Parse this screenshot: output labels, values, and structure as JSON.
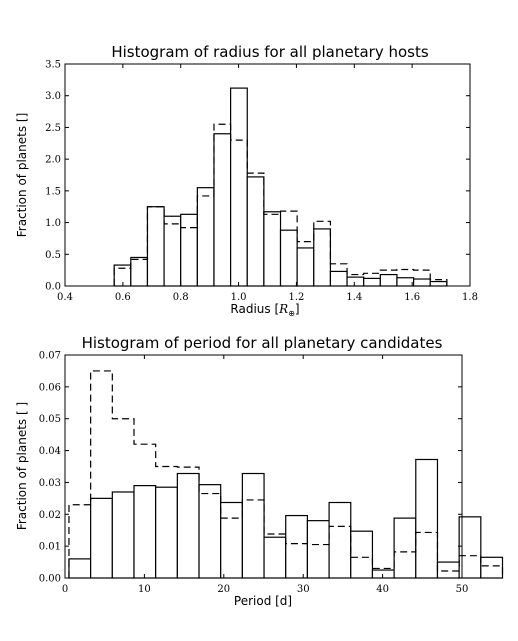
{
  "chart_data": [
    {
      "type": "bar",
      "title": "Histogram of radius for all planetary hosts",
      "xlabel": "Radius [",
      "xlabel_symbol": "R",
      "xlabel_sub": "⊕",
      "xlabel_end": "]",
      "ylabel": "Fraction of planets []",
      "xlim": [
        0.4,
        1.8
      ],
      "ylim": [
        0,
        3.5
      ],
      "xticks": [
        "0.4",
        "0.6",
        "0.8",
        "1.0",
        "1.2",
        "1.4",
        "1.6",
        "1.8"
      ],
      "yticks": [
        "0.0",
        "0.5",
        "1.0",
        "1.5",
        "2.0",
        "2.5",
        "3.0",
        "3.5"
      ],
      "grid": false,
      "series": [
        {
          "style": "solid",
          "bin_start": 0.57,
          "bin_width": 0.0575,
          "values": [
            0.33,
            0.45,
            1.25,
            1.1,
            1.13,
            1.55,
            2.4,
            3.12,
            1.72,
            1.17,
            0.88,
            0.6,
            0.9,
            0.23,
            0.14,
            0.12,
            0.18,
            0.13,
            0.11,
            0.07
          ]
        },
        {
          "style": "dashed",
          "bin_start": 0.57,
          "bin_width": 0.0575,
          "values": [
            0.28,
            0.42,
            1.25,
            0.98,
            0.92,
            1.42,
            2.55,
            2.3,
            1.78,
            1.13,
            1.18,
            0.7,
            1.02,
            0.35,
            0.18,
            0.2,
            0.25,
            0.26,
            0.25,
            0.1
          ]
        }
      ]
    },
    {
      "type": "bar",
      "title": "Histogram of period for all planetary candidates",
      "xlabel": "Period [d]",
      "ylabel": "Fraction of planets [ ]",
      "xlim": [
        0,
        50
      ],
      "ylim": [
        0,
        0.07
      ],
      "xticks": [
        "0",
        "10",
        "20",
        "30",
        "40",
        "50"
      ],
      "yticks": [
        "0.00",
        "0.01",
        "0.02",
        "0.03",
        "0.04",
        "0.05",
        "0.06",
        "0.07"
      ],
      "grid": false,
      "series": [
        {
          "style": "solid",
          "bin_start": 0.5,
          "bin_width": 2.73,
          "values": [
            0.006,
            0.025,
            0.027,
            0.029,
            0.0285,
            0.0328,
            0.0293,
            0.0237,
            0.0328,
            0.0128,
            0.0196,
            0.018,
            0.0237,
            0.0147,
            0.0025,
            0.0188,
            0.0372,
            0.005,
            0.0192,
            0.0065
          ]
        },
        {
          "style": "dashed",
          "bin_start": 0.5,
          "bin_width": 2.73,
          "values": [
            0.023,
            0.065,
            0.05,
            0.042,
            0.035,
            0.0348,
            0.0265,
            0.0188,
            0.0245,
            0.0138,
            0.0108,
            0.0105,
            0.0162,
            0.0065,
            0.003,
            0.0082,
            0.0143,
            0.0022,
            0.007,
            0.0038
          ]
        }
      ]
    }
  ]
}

◇ ◇ ◇ ◇ ◇

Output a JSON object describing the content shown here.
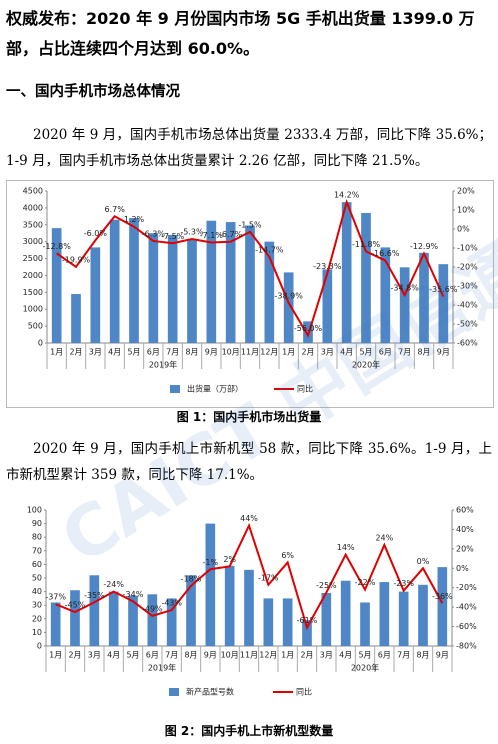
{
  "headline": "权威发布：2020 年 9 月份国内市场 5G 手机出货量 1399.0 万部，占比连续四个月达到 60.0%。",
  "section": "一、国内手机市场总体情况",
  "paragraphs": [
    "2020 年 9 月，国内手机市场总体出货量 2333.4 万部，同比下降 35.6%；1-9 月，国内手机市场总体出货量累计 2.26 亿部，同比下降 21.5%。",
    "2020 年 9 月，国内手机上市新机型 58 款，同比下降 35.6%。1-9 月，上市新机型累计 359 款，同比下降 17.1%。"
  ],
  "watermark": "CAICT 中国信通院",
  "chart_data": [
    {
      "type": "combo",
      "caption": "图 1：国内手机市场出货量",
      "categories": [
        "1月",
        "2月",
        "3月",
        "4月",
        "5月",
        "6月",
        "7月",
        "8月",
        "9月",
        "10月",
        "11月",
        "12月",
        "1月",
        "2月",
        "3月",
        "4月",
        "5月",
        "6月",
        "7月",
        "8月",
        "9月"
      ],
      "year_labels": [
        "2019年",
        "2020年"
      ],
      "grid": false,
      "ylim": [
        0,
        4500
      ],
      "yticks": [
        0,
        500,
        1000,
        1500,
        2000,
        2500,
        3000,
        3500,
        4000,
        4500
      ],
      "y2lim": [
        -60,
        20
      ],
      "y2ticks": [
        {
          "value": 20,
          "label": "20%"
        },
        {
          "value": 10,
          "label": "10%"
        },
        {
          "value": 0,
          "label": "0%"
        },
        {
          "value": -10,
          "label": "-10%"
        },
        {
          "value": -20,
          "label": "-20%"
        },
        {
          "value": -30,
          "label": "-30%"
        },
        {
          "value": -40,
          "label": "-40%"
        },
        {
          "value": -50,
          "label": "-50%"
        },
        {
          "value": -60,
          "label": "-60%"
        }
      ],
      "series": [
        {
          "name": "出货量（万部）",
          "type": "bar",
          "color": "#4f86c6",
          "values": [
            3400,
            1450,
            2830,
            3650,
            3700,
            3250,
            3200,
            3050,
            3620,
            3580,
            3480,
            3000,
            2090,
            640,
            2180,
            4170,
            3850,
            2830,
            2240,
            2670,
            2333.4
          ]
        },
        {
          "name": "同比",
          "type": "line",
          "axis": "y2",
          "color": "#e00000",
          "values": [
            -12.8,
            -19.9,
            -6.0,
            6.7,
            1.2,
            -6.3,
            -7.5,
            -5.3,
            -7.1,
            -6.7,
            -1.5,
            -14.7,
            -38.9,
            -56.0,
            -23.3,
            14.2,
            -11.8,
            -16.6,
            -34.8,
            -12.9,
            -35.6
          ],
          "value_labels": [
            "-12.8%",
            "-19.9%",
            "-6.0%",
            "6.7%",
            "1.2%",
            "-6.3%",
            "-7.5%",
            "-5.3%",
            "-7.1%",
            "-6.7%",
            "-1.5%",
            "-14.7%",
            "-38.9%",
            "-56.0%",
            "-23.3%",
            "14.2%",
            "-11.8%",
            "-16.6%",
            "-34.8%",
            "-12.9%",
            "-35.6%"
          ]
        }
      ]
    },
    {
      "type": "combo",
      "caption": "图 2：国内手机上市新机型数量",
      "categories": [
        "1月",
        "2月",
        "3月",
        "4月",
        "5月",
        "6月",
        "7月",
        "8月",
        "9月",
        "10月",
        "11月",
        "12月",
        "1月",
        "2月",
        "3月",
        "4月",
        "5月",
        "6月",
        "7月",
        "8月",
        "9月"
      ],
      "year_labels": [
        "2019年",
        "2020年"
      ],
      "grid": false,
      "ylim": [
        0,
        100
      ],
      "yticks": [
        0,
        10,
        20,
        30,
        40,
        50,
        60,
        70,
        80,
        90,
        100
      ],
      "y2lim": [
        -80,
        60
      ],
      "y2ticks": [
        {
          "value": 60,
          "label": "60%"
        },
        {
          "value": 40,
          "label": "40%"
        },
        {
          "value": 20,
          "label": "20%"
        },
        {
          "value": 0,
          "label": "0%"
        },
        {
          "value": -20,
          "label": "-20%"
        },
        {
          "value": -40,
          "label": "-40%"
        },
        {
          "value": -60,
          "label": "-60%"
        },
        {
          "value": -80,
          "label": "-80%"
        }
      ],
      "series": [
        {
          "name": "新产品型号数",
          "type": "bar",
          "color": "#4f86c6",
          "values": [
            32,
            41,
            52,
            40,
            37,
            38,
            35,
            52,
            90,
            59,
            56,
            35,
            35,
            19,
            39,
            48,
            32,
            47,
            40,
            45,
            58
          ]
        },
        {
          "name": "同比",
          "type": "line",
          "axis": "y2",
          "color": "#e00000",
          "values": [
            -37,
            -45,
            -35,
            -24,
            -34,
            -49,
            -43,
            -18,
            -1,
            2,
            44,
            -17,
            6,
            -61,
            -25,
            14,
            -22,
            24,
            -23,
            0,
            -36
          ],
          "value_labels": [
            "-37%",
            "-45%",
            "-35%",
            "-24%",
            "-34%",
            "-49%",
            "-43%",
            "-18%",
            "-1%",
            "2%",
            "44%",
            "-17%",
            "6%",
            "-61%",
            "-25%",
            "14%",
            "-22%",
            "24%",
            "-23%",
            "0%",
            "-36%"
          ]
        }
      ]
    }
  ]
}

◇ ◇ ◇ ◇ ◇

_PROBLEM STATEMENT_
Copy out every line that includes the word "Histogram".

_THE RESULT_
      "title": "Histogram of radius for all planetary hosts",
      "title": "Histogram of period for all planetary candidates",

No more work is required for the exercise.